> _SHORT PROBLEM_
Write the material out again, line by line, exactly as it is.

(Stored dataset items)
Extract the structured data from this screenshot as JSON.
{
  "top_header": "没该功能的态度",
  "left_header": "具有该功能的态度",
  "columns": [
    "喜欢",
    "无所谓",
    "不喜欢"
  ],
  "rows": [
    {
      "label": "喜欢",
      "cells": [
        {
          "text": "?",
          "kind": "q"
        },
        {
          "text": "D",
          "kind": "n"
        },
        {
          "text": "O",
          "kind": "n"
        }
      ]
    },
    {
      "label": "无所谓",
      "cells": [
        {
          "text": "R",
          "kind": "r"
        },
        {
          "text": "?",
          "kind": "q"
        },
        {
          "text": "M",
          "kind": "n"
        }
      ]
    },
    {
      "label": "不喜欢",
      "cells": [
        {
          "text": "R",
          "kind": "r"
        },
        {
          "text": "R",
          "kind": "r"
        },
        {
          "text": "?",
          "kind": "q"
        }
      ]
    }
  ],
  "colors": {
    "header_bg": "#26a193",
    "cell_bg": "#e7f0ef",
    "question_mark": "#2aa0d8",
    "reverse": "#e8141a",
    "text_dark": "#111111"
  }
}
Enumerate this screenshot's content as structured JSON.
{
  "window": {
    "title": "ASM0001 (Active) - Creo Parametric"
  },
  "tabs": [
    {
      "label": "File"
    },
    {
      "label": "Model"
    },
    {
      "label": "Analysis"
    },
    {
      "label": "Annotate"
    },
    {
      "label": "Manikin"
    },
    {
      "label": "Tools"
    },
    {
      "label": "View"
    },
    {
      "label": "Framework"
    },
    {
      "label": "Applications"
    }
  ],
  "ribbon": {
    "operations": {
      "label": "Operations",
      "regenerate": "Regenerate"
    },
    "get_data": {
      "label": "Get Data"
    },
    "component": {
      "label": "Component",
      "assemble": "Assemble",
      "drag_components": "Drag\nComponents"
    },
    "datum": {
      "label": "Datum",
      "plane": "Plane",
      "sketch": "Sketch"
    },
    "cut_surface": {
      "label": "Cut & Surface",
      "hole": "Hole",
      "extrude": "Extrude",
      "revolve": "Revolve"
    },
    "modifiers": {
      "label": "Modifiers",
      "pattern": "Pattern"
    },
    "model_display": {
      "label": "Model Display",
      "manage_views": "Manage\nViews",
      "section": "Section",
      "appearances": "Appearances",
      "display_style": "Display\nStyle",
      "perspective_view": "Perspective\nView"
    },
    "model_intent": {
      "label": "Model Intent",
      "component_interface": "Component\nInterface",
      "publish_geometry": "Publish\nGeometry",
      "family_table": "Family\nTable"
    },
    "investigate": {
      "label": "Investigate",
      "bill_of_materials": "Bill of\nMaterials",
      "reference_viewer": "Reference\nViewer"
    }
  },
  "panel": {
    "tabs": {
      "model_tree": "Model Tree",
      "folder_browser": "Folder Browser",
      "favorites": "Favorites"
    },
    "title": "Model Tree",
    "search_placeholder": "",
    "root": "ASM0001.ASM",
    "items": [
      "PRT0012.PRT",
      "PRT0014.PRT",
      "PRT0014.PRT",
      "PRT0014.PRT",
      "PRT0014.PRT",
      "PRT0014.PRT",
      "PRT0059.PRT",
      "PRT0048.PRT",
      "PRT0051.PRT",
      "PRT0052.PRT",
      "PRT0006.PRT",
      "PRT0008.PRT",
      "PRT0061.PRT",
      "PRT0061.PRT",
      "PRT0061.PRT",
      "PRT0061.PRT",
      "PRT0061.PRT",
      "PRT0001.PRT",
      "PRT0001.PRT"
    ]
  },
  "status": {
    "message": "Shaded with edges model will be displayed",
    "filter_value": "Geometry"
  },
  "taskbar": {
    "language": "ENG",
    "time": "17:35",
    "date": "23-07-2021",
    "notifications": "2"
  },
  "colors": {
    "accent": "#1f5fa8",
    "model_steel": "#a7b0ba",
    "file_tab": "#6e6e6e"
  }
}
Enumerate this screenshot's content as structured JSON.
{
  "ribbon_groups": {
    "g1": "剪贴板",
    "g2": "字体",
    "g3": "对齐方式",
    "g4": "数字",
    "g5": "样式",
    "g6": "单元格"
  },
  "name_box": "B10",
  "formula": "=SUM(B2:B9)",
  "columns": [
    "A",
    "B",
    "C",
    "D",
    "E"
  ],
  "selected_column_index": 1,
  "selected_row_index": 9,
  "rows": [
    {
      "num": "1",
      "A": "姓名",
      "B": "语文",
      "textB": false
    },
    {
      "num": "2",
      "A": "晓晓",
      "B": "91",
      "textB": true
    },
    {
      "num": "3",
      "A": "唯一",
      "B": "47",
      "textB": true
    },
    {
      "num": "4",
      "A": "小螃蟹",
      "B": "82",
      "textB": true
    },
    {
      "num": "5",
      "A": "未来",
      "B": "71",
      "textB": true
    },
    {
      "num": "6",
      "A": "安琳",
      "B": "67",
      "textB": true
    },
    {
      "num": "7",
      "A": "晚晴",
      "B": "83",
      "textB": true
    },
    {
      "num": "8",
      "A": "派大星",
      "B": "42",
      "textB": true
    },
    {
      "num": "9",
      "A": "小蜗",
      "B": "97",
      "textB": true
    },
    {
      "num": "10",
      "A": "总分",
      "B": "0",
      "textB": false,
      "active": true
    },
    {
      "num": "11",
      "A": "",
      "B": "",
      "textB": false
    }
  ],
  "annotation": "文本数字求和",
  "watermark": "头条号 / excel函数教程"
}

> _EXPECTED ANSWER_
Extract the structured data from this screenshot as JSON.
{
  "top_header": "没该功能的态度",
  "left_header": "具有该功能的态度",
  "columns": [
    "喜欢",
    "无所谓",
    "不喜欢"
  ],
  "rows": [
    {
      "label": "喜欢",
      "cells": [
        {
          "text": "?",
          "kind": "q"
        },
        {
          "text": "D",
          "kind": "n"
        },
        {
          "text": "O",
          "kind": "n"
        }
      ]
    },
    {
      "label": "无所谓",
      "cells": [
        {
          "text": "R",
          "kind": "r"
        },
        {
          "text": "?",
          "kind": "q"
        },
        {
          "text": "M",
          "kind": "n"
        }
      ]
    },
    {
      "label": "不喜欢",
      "cells": [
        {
          "text": "R",
          "kind": "r"
        },
        {
          "text": "R",
          "kind": "r"
        },
        {
          "text": "?",
          "kind": "q"
        }
      ]
    }
  ],
  "colors": {
    "header_bg": "#26a193",
    "cell_bg": "#e7f0ef",
    "question_mark": "#2aa0d8",
    "reverse": "#e8141a",
    "text_dark": "#111111"
  }
}
Enumerate this screenshot's content as structured JSON.
{
  "window": {
    "title": "ASM0001 (Active) - Creo Parametric"
  },
  "tabs": [
    {
      "label": "File"
    },
    {
      "label": "Model"
    },
    {
      "label": "Analysis"
    },
    {
      "label": "Annotate"
    },
    {
      "label": "Manikin"
    },
    {
      "label": "Tools"
    },
    {
      "label": "View"
    },
    {
      "label": "Framework"
    },
    {
      "label": "Applications"
    }
  ],
  "ribbon": {
    "operations": {
      "label": "Operations",
      "regenerate": "Regenerate"
    },
    "get_data": {
      "label": "Get Data"
    },
    "component": {
      "label": "Component",
      "assemble": "Assemble",
      "drag_components": "Drag\nComponents"
    },
    "datum": {
      "label": "Datum",
      "plane": "Plane",
      "sketch": "Sketch"
    },
    "cut_surface": {
      "label": "Cut & Surface",
      "hole": "Hole",
      "extrude": "Extrude",
      "revolve": "Revolve"
    },
    "modifiers": {
      "label": "Modifiers",
      "pattern": "Pattern"
    },
    "model_display": {
      "label": "Model Display",
      "manage_views": "Manage\nViews",
      "section": "Section",
      "appearances": "Appearances",
      "display_style": "Display\nStyle",
      "perspective_view": "Perspective\nView"
    },
    "model_intent": {
      "label": "Model Intent",
      "component_interface": "Component\nInterface",
      "publish_geometry": "Publish\nGeometry",
      "family_table": "Family\nTable"
    },
    "investigate": {
      "label": "Investigate",
      "bill_of_materials": "Bill of\nMaterials",
      "reference_viewer": "Reference\nViewer"
    }
  },
  "panel": {
    "tabs": {
      "model_tree": "Model Tree",
      "folder_browser": "Folder Browser",
      "favorites": "Favorites"
    },
    "title": "Model Tree",
    "search_placeholder": "",
    "root": "ASM0001.ASM",
    "items": [
      "PRT0012.PRT",
      "PRT0014.PRT",
      "PRT0014.PRT",
      "PRT0014.PRT",
      "PRT0014.PRT",
      "PRT0014.PRT",
      "PRT0059.PRT",
      "PRT0048.PRT",
      "PRT0051.PRT",
      "PRT0052.PRT",
      "PRT0006.PRT",
      "PRT0008.PRT",
      "PRT0061.PRT",
      "PRT0061.PRT",
      "PRT0061.PRT",
      "PRT0061.PRT",
      "PRT0061.PRT",
      "PRT0001.PRT",
      "PRT0001.PRT"
    ]
  },
  "status": {
    "message": "Shaded with edges model will be displayed",
    "filter_value": "Geometry"
  },
  "taskbar": {
    "language": "ENG",
    "time": "17:35",
    "date": "23-07-2021",
    "notifications": "2"
  },
  "colors": {
    "accent": "#1f5fa8",
    "model_steel": "#a7b0ba",
    "file_tab": "#6e6e6e"
  }
}
Enumerate this screenshot's content as structured JSON.
{
  "ribbon_groups": {
    "g1": "剪贴板",
    "g2": "字体",
    "g3": "对齐方式",
    "g4": "数字",
    "g5": "样式",
    "g6": "单元格"
  },
  "name_box": "B10",
  "formula": "=SUM(B2:B9)",
  "columns": [
    "A",
    "B",
    "C",
    "D",
    "E"
  ],
  "selected_column_index": 1,
  "selected_row_index": 9,
  "rows": [
    {
      "num": "1",
      "A": "姓名",
      "B": "语文",
      "textB": false
    },
    {
      "num": "2",
      "A": "晓晓",
      "B": "91",
      "textB": true
    },
    {
      "num": "3",
      "A": "唯一",
      "B": "47",
      "textB": true
    },
    {
      "num": "4",
      "A": "小螃蟹",
      "B": "82",
      "textB": true
    },
    {
      "num": "5",
      "A": "未来",
      "B": "71",
      "textB": true
    },
    {
      "num": "6",
      "A": "安琳",
      "B": "67",
      "textB": true
    },
    {
      "num": "7",
      "A": "晚晴",
      "B": "83",
      "textB": true
    },
    {
      "num": "8",
      "A": "派大星",
      "B": "42",
      "textB": true
    },
    {
      "num": "9",
      "A": "小蜗",
      "B": "97",
      "textB": true
    },
    {
      "num": "10",
      "A": "总分",
      "B": "0",
      "textB": false,
      "active": true
    },
    {
      "num": "11",
      "A": "",
      "B": "",
      "textB": false
    }
  ],
  "annotation": "文本数字求和",
  "watermark": "头条号 / excel函数教程"
}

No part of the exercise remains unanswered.